- **Data for processing**
####################
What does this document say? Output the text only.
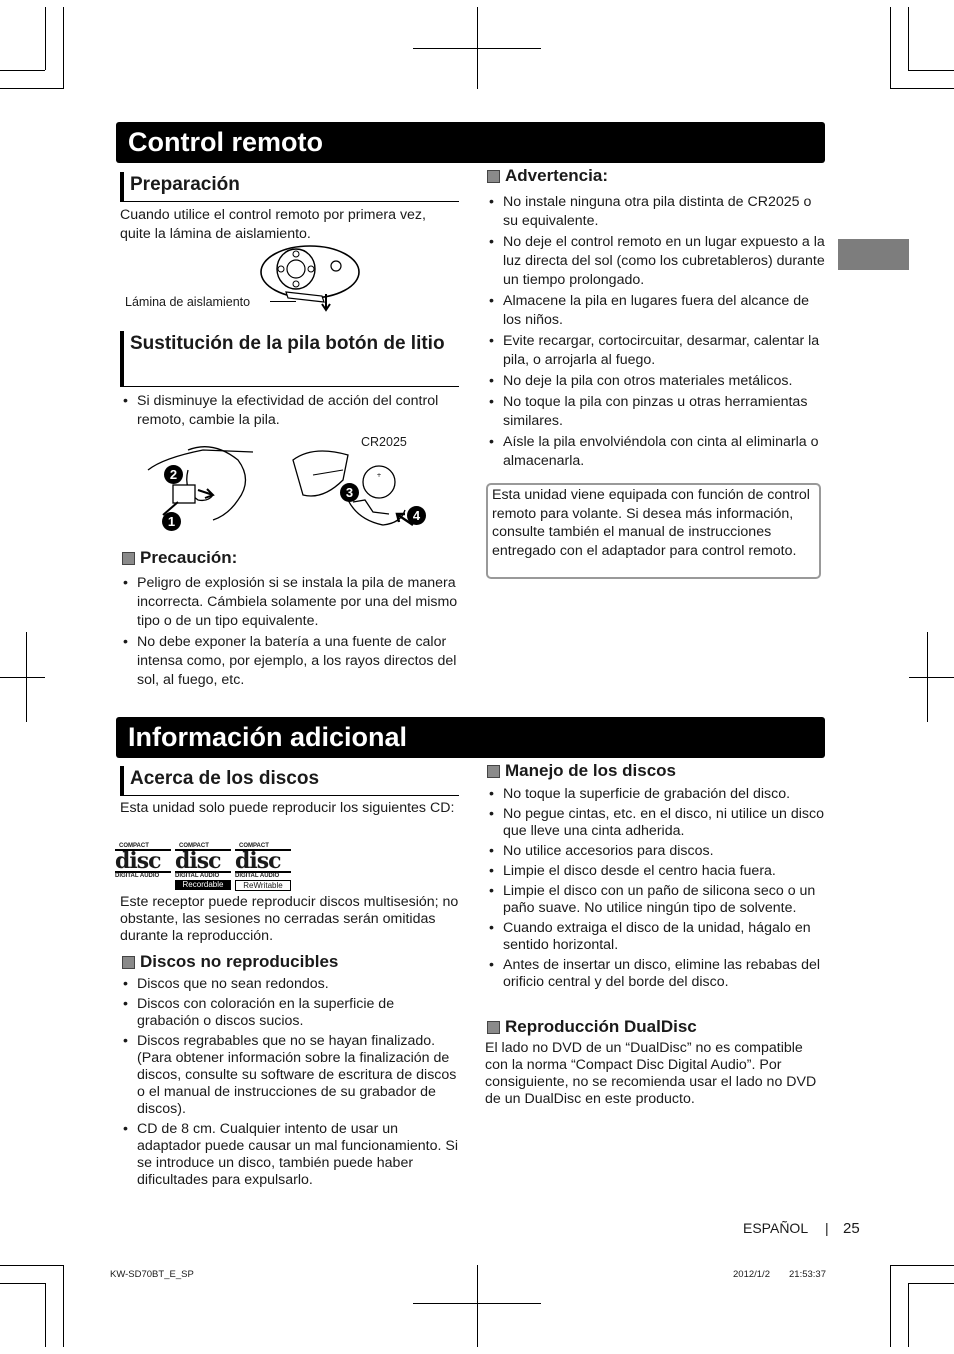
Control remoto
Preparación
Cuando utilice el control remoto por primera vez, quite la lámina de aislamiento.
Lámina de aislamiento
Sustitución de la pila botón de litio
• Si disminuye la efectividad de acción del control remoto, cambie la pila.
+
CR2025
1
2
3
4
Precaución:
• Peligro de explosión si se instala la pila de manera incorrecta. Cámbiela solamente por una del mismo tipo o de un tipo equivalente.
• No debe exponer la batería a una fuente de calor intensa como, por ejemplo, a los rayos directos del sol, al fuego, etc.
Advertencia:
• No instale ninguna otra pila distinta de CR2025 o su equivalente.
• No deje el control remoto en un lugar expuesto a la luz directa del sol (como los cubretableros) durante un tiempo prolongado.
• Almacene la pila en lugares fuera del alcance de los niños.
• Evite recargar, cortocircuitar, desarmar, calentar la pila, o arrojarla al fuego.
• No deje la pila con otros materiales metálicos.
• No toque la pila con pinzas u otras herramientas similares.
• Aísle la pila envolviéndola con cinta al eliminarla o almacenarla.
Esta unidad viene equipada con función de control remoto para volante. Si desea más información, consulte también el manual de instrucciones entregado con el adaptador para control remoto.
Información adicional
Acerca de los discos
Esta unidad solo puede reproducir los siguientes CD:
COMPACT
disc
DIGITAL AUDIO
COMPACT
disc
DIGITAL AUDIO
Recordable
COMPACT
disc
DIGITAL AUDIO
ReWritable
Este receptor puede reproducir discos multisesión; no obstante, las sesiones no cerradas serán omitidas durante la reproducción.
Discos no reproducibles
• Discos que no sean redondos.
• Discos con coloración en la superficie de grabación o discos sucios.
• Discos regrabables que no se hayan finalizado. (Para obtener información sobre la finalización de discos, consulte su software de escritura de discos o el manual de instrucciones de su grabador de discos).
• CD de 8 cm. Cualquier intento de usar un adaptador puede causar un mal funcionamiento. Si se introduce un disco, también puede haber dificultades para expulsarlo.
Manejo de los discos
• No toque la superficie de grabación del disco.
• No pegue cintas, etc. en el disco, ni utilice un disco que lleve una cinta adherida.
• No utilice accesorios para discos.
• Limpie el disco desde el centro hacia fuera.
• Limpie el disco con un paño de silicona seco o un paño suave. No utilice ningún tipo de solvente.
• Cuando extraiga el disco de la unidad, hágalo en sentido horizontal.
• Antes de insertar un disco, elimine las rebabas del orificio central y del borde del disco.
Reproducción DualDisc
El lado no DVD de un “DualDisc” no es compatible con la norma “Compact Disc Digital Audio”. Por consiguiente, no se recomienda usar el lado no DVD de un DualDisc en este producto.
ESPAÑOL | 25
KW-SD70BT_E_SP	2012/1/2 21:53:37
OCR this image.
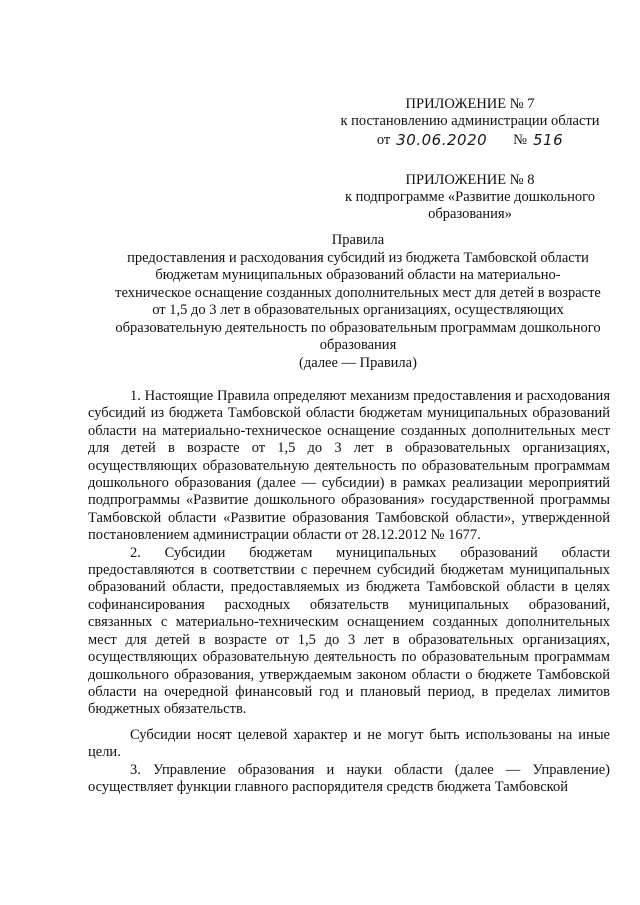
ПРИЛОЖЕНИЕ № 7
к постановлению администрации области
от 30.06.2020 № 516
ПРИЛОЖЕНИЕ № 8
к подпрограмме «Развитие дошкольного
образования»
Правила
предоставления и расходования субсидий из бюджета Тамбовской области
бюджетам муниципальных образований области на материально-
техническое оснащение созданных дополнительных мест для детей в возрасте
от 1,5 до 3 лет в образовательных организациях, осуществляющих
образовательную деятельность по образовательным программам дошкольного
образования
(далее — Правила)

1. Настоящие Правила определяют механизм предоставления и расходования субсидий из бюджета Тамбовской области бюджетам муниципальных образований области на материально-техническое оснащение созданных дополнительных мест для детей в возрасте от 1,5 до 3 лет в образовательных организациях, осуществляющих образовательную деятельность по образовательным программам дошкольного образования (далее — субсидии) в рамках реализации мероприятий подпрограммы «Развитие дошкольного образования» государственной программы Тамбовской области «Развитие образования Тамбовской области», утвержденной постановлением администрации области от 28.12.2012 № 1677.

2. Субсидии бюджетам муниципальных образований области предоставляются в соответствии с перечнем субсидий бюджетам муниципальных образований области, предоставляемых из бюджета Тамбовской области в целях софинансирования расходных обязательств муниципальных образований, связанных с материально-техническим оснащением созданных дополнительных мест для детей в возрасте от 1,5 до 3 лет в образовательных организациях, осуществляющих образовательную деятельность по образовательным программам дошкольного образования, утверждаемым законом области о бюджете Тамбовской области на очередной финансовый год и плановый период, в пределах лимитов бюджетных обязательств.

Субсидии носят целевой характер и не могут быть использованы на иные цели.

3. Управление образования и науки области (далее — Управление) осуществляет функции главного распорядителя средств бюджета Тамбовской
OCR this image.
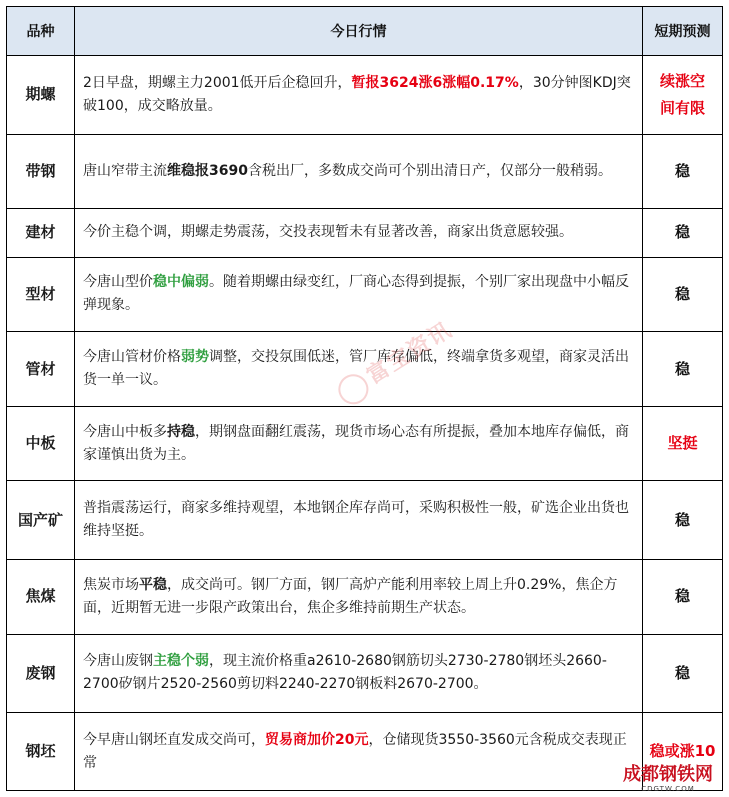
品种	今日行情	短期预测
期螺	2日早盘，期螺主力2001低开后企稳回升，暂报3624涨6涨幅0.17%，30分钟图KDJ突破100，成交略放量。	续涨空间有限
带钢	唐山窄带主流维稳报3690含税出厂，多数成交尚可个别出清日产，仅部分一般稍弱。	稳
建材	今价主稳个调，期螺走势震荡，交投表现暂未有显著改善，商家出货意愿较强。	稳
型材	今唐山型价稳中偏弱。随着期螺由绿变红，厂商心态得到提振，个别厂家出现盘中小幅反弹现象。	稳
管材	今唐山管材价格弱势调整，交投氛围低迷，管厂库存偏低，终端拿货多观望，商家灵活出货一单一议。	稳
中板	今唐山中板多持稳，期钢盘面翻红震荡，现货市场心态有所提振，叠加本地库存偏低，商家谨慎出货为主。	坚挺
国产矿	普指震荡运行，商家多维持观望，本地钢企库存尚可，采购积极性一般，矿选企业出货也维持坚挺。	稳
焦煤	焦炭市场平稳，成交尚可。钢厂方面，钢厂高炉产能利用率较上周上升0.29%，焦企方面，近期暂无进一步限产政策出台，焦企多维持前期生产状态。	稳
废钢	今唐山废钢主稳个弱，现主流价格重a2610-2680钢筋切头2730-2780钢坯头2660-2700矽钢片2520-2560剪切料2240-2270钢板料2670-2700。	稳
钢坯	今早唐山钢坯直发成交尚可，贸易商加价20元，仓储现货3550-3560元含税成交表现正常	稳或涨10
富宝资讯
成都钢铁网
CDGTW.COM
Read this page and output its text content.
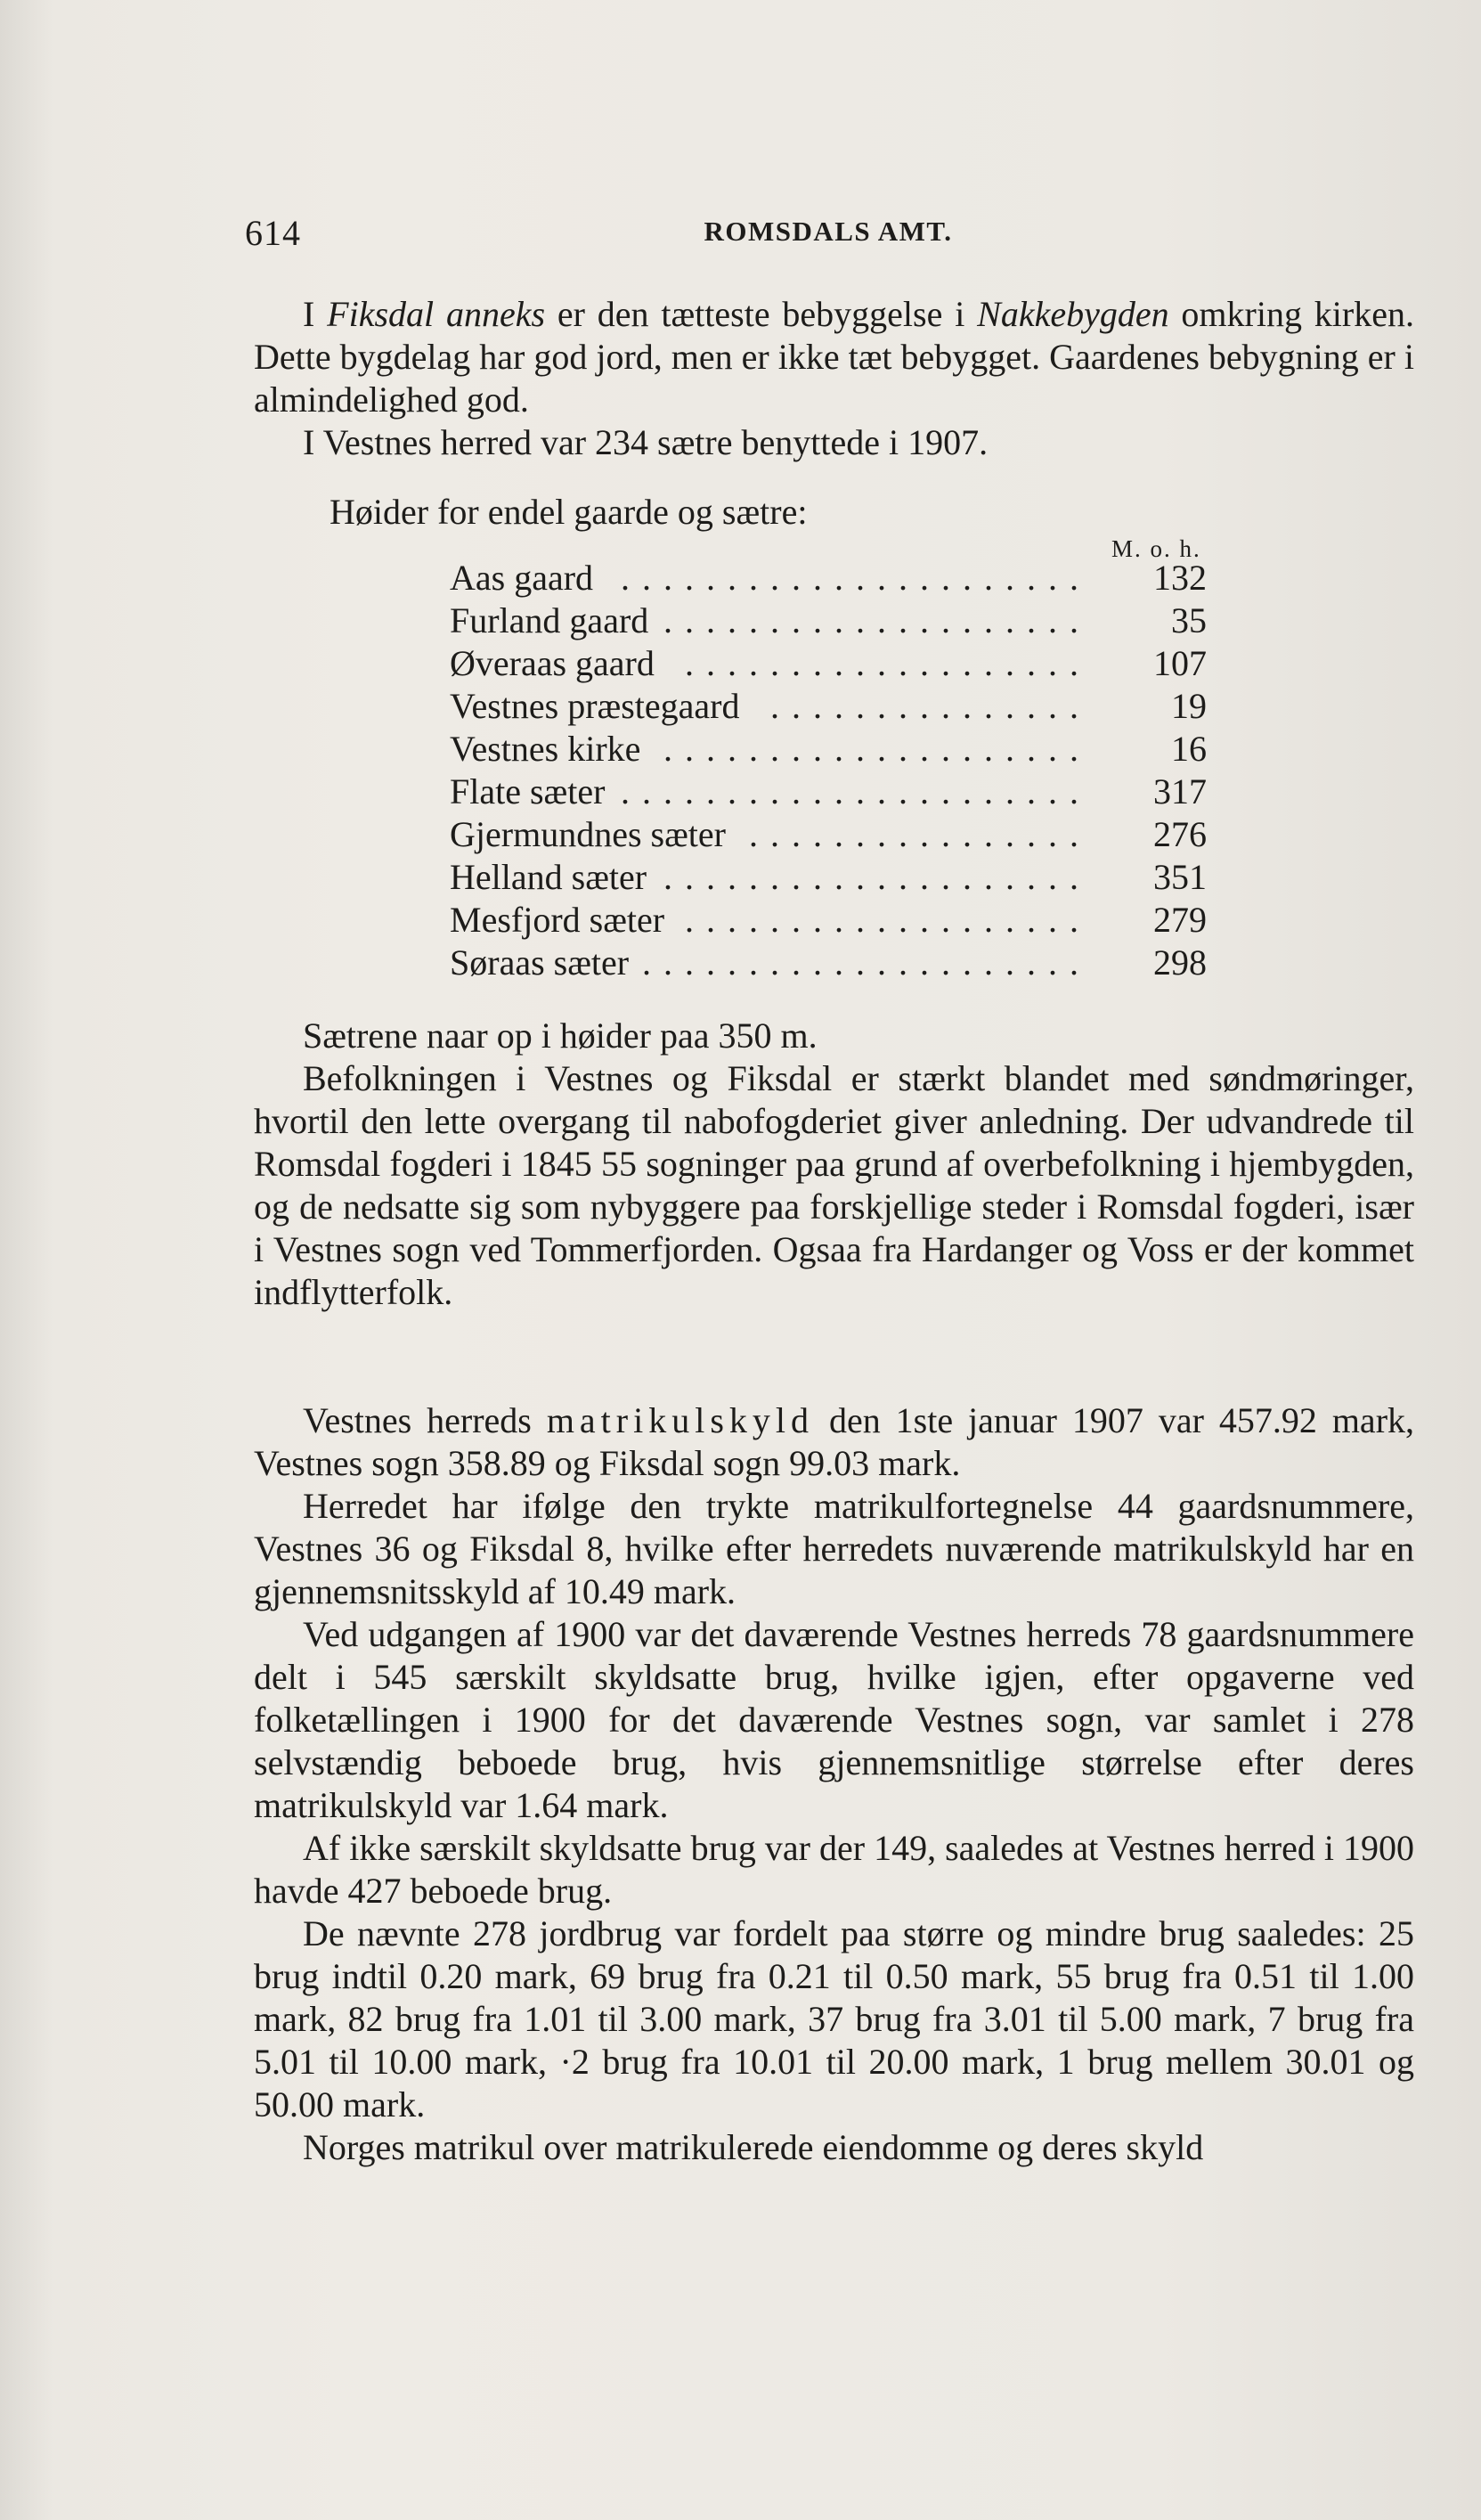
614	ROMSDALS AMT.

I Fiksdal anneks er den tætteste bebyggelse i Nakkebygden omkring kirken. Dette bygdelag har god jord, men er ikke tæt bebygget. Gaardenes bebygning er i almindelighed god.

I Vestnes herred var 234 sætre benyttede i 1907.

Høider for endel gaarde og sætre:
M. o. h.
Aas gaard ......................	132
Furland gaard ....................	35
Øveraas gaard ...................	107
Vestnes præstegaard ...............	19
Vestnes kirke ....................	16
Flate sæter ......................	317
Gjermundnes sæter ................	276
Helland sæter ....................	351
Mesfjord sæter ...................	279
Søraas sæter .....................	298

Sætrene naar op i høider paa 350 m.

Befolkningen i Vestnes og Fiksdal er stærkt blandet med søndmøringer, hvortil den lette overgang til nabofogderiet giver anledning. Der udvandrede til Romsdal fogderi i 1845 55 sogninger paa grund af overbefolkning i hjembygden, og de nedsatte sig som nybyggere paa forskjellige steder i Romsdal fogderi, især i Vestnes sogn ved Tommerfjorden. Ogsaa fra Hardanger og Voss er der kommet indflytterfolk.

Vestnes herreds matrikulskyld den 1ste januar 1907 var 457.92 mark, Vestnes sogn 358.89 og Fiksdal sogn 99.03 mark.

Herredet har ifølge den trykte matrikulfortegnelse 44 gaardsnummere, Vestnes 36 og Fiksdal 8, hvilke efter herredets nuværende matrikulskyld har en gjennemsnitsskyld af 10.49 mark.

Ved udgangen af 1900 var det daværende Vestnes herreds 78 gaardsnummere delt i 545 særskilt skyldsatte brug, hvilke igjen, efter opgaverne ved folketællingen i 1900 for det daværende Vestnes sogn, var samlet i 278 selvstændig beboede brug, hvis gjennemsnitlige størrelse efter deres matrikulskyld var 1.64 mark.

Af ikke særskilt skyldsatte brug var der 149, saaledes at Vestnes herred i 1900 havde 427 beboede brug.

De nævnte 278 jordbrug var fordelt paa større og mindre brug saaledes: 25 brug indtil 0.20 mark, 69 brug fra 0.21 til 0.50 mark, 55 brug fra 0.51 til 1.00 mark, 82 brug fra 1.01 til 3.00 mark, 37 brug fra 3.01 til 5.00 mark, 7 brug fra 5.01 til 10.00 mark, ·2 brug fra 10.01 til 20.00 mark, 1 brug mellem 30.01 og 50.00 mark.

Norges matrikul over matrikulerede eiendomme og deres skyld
####################
- **Instructions for the task**
Identify the lines of the entries containing the string "Esta". Copy each such line.

- **Task solution**
Esta unidad viene equipada con función de control remoto para volante. Si desea más información, consulte también el manual de instrucciones entregado con el adaptador para control remoto.
Esta unidad solo puede reproducir los siguientes CD:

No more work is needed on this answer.